GIVEN EXERCISE ▸
Find every line in the records below that holds the word "allows", and copy it out.

DATA IN THIS EXERCISE ▸
==============================

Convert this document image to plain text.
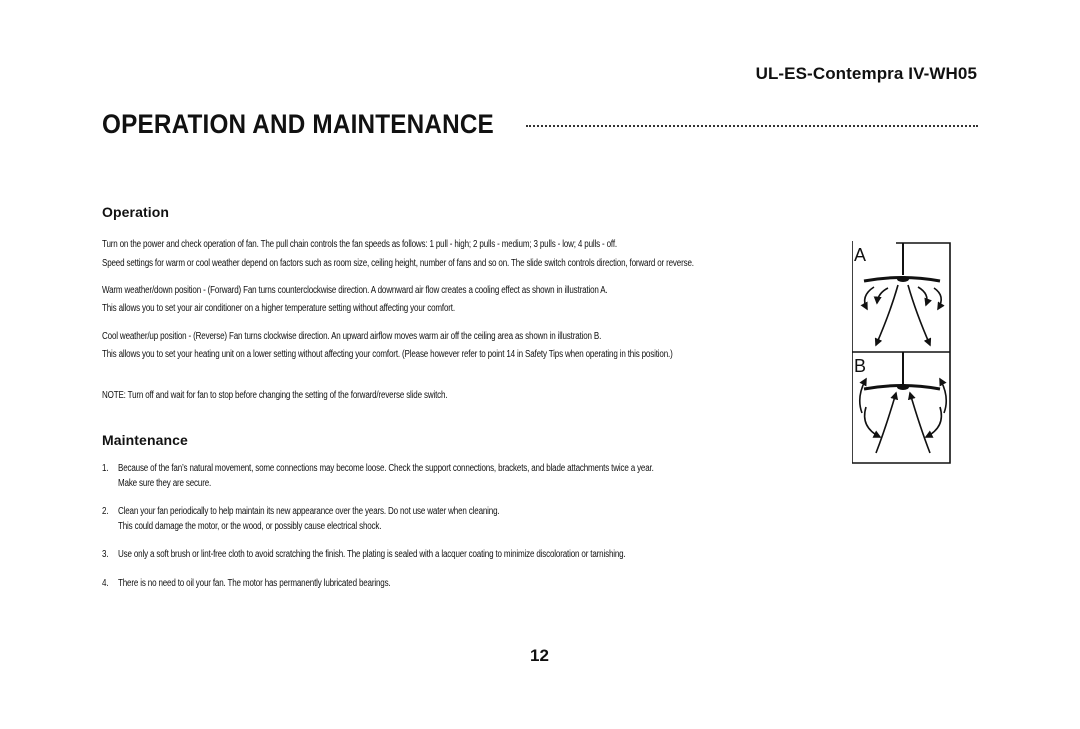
UL-ES-Contempra IV-WH05
OPERATION AND MAINTENANCE
Operation

Turn on the power and check operation of fan. The pull chain controls the fan speeds as follows: 1 pull - high; 2 pulls - medium; 3 pulls - low; 4 pulls - off.

Speed settings for warm or cool weather depend on factors such as room size, ceiling height, number of fans and so on. The slide switch controls direction, forward or reverse.

Warm weather/down position - (Forward) Fan turns counterclockwise direction. A downward air flow creates a cooling effect as shown in illustration A.

This allows you to set your air conditioner on a higher temperature setting without affecting your comfort.

Cool weather/up position - (Reverse) Fan turns clockwise direction. An upward airflow moves warm air off the ceiling area as shown in illustration B.

This allows you to set your heating unit on a lower setting without affecting your comfort. (Please however refer to point 14 in Safety Tips when operating in this position.)

NOTE: Turn off and wait for fan to stop before changing the setting of the forward/reverse slide switch.

Maintenance
1. Because of the fan’s natural movement, some connections may become loose. Check the support connections, brackets, and blade attachments twice a year.
Make sure they are secure.
2. Clean your fan periodically to help maintain its new appearance over the years. Do not use water when cleaning.
This could damage the motor, or the wood, or possibly cause electrical shock.
3. Use only a soft brush or lint-free cloth to avoid scratching the finish. The plating is sealed with a lacquer coating to minimize discoloration or tarnishing.
4. There is no need to oil your fan. The motor has permanently lubricated bearings.
A
B
12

==============================

CORRECT RESULT ▸
This allows you to set your air conditioner on a higher temperature setting without affecting your comfort.
This allows you to set your heating unit on a lower setting without affecting your comfort. (Please however refer to point 14 in Safety Tips when operating in this position.)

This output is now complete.